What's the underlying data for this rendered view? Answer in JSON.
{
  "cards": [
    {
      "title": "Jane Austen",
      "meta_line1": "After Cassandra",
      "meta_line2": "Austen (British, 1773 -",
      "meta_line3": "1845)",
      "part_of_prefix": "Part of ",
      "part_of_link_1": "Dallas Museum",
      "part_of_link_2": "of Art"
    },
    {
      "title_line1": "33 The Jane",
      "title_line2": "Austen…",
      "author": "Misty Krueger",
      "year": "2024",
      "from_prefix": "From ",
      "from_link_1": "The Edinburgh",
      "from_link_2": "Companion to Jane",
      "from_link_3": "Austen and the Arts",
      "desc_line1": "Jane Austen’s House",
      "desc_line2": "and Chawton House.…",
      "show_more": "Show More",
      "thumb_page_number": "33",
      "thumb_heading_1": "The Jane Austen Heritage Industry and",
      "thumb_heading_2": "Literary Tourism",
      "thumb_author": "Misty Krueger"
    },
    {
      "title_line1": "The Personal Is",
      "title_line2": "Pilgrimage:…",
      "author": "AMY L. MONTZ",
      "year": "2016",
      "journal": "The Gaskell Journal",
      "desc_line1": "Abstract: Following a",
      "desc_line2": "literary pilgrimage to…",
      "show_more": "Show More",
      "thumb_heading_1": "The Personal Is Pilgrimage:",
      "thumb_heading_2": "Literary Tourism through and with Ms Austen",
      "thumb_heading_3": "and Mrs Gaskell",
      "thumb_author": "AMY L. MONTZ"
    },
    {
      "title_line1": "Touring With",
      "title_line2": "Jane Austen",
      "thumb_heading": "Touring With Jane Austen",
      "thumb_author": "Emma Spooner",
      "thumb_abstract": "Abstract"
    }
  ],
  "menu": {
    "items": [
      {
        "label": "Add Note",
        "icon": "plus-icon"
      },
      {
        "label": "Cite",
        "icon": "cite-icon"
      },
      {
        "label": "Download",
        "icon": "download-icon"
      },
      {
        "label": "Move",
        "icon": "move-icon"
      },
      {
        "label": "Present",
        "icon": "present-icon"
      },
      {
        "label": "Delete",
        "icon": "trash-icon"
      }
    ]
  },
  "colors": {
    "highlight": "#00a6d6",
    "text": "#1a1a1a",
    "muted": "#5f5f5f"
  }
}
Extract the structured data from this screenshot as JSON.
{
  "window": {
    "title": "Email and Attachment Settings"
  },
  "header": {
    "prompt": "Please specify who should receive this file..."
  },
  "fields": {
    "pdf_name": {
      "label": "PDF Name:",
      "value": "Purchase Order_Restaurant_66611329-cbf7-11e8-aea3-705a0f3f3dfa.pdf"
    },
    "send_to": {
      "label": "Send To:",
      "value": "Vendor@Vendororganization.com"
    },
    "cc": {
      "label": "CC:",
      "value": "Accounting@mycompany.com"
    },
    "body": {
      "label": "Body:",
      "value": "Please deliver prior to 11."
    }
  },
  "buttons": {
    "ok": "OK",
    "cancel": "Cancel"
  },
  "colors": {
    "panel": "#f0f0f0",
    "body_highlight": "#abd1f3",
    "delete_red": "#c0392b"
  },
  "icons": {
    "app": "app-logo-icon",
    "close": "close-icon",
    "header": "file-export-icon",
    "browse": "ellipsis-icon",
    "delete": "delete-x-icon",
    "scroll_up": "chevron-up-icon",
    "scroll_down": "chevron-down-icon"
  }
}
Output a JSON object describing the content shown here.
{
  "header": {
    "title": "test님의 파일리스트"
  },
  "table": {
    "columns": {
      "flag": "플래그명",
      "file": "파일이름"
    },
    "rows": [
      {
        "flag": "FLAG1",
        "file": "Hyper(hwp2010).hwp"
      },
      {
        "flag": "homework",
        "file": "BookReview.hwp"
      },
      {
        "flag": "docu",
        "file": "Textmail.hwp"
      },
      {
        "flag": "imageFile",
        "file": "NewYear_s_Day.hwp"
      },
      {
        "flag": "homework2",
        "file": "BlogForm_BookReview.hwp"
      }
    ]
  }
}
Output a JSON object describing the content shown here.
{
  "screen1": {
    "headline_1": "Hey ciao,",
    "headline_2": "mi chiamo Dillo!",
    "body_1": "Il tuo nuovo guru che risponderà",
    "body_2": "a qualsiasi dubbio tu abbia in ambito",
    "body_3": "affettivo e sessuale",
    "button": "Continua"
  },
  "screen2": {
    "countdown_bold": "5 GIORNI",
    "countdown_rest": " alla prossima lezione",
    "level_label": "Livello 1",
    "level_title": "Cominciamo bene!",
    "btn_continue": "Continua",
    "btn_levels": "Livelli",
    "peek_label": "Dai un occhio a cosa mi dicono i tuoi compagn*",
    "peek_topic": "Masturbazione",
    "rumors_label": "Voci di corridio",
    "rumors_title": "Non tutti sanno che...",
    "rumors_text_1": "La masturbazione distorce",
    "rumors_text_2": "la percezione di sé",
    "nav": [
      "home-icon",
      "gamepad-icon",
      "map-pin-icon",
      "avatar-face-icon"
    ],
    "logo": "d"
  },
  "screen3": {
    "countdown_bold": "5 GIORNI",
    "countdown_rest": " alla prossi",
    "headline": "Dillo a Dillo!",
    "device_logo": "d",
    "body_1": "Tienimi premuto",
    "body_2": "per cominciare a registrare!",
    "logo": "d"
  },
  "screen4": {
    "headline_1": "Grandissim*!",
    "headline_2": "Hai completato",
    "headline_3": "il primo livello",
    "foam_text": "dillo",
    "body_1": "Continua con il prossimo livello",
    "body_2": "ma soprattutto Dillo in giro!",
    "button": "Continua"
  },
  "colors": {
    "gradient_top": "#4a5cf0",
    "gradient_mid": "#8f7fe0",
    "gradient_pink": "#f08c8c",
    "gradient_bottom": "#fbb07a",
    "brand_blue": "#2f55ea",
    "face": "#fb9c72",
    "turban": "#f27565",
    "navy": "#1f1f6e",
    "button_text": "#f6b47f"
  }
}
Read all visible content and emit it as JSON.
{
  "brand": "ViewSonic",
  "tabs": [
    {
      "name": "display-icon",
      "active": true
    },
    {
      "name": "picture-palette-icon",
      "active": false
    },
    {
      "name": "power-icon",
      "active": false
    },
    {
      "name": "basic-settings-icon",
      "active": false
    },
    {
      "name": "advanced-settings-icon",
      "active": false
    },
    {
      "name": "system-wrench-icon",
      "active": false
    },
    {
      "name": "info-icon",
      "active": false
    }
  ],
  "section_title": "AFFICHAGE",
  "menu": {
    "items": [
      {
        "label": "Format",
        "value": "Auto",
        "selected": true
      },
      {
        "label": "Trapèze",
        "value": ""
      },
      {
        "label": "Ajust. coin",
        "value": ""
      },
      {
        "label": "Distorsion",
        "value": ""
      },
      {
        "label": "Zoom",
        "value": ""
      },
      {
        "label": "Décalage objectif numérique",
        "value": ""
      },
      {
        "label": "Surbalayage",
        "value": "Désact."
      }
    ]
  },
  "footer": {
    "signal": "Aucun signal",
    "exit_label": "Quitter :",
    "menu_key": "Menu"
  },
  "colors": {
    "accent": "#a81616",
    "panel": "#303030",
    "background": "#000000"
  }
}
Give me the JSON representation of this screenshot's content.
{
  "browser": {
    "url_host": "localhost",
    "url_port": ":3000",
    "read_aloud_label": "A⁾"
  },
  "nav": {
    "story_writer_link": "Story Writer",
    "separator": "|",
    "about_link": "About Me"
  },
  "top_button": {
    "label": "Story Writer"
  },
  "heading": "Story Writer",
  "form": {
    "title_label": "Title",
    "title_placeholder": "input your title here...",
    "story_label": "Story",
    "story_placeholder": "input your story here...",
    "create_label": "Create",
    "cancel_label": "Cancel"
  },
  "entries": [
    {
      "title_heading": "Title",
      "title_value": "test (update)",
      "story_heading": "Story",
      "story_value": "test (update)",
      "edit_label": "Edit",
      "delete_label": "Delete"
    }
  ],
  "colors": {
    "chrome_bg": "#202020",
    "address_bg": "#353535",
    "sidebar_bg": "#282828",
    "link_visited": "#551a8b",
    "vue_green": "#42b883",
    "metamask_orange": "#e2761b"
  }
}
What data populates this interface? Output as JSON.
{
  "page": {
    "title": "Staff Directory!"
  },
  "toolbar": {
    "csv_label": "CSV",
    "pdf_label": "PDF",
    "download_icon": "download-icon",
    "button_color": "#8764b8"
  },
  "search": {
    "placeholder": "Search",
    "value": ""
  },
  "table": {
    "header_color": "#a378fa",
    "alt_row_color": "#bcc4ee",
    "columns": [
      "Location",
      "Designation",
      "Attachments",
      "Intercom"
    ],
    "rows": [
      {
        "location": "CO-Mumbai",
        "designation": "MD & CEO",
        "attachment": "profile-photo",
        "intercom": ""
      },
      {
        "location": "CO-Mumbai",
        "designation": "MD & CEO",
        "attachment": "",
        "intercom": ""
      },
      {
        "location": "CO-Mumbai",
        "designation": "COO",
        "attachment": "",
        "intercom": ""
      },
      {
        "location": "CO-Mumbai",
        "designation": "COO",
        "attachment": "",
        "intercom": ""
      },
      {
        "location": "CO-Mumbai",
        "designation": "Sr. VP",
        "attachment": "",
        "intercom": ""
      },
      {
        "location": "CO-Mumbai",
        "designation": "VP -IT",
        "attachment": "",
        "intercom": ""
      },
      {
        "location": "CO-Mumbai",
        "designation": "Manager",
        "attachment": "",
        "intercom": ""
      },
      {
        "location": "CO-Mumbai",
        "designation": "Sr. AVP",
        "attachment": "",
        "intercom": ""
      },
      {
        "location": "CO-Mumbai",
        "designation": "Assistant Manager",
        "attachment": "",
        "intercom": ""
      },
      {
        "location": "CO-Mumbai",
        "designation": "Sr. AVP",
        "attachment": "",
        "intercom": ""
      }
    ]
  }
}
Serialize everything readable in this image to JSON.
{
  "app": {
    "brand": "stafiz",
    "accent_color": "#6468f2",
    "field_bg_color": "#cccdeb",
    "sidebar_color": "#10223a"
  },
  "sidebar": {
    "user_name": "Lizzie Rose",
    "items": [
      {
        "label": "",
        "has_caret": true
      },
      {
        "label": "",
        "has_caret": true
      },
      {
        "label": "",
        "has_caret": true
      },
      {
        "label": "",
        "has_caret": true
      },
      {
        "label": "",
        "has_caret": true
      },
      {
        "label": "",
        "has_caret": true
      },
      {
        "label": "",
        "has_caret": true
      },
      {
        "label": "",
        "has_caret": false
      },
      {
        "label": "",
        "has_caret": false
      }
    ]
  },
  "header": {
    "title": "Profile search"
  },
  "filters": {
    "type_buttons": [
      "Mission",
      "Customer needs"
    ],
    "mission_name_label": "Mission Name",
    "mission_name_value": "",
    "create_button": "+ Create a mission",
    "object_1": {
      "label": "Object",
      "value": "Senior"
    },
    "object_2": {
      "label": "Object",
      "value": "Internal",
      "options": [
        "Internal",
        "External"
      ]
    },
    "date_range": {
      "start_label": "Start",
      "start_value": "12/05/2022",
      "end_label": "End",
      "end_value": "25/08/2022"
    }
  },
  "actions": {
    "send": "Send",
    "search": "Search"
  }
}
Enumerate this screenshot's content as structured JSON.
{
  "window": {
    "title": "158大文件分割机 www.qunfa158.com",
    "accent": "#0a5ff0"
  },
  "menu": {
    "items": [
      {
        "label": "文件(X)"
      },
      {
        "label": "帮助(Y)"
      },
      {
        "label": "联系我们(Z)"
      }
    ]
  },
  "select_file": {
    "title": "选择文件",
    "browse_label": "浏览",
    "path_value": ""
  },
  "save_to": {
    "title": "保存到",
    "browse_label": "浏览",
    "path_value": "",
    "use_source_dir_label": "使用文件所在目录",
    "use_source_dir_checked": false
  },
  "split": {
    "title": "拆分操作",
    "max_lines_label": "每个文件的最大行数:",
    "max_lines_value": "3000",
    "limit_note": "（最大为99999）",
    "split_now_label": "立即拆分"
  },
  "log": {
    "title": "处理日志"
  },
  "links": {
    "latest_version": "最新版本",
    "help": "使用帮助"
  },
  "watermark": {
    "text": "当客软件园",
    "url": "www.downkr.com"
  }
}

### EXERCISE
List the lines of the entries that include "MONTZ".

### THE OUTPUT
      "author": "AMY L. MONTZ",
      "thumb_author": "AMY L. MONTZ"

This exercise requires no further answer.